[Dataset entries on figures]
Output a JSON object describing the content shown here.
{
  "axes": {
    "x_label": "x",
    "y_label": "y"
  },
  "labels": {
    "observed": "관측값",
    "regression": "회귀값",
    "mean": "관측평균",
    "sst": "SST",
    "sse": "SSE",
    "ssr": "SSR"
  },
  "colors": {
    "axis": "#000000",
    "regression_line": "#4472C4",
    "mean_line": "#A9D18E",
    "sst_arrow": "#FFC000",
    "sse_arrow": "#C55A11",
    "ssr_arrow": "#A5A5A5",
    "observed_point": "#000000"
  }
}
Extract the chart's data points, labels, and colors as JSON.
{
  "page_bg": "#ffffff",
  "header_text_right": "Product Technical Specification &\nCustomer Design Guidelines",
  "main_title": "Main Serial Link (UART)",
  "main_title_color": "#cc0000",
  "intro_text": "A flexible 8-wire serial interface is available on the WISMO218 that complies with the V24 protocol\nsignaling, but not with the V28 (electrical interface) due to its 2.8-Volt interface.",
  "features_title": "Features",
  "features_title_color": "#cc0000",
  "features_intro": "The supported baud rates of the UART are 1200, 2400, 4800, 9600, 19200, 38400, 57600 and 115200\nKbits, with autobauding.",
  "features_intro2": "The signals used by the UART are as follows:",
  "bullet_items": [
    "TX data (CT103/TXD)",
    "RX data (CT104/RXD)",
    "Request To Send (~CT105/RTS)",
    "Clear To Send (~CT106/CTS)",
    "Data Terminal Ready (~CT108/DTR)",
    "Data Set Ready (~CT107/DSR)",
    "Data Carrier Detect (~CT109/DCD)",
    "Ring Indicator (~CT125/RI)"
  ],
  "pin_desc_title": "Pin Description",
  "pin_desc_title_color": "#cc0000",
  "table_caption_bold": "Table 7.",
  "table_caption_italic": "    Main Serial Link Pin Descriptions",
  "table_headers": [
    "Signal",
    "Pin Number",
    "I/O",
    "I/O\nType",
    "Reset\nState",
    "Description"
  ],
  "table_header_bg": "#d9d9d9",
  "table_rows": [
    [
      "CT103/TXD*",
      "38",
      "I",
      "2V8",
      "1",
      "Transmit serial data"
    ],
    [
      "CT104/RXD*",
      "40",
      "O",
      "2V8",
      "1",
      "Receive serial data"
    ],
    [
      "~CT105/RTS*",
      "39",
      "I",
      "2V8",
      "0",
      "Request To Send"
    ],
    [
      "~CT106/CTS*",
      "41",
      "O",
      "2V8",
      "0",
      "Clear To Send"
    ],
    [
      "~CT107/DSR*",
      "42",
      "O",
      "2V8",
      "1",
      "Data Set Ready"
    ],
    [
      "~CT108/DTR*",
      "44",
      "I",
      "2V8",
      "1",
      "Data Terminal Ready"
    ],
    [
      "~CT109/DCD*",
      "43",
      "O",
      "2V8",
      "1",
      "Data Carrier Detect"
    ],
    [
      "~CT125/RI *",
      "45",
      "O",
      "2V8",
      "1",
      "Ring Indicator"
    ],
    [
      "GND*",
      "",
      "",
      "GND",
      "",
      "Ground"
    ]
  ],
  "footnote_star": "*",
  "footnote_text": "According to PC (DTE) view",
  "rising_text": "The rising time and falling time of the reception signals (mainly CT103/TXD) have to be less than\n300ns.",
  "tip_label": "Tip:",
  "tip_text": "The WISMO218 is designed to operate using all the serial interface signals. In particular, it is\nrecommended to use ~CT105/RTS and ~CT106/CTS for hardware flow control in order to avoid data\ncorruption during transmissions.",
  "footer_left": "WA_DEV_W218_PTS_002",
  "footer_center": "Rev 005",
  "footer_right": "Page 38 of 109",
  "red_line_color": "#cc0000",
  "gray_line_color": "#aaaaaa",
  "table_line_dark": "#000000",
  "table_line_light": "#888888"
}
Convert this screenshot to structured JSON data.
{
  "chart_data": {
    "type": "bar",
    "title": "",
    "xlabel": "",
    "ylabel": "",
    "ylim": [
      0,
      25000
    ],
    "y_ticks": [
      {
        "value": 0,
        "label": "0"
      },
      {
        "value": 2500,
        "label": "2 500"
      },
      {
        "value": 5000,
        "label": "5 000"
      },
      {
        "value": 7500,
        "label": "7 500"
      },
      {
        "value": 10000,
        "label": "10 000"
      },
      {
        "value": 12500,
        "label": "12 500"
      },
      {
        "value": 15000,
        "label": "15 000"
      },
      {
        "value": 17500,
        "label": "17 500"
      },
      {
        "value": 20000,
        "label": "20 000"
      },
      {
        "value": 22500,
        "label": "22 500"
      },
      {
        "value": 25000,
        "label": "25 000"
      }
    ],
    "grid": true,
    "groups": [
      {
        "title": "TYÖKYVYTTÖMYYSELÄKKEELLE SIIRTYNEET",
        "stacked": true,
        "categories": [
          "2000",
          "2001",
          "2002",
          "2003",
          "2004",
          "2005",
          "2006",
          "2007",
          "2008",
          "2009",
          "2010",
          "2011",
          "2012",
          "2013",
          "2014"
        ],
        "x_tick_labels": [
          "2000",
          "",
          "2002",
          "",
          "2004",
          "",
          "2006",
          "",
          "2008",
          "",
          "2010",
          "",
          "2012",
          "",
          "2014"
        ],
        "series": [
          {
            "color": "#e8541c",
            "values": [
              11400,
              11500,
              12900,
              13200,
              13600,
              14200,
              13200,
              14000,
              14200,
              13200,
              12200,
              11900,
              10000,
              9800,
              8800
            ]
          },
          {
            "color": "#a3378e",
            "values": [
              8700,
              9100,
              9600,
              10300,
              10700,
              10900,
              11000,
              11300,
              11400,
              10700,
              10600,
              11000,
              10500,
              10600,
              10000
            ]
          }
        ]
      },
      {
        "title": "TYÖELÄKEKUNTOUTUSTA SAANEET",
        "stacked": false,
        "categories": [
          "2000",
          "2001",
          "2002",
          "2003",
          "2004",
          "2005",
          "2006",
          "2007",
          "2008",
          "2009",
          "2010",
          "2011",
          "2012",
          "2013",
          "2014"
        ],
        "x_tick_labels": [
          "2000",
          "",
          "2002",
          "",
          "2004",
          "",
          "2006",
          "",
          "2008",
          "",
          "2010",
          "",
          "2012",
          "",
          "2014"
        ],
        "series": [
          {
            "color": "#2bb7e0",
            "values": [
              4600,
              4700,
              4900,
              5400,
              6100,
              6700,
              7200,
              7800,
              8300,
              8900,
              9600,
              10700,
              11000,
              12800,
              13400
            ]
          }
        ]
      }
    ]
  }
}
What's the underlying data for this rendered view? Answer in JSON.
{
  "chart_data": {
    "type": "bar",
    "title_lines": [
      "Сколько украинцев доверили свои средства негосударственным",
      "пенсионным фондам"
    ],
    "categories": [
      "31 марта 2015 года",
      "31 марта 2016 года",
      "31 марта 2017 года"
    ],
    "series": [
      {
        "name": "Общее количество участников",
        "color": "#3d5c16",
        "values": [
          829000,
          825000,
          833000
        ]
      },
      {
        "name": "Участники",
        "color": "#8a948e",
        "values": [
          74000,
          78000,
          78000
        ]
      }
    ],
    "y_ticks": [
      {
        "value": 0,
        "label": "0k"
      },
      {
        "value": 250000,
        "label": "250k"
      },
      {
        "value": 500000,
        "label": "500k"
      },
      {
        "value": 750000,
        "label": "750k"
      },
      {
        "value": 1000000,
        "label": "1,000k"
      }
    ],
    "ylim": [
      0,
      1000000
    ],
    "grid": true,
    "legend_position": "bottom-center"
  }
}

[AIM OF THE TASK] Show all lines from the data above in which the word "this" appears.

[TASK ANSWER]
Convert this screenshot to structured JSON data.
What's the underlying data for this rendered view? Answer in JSON.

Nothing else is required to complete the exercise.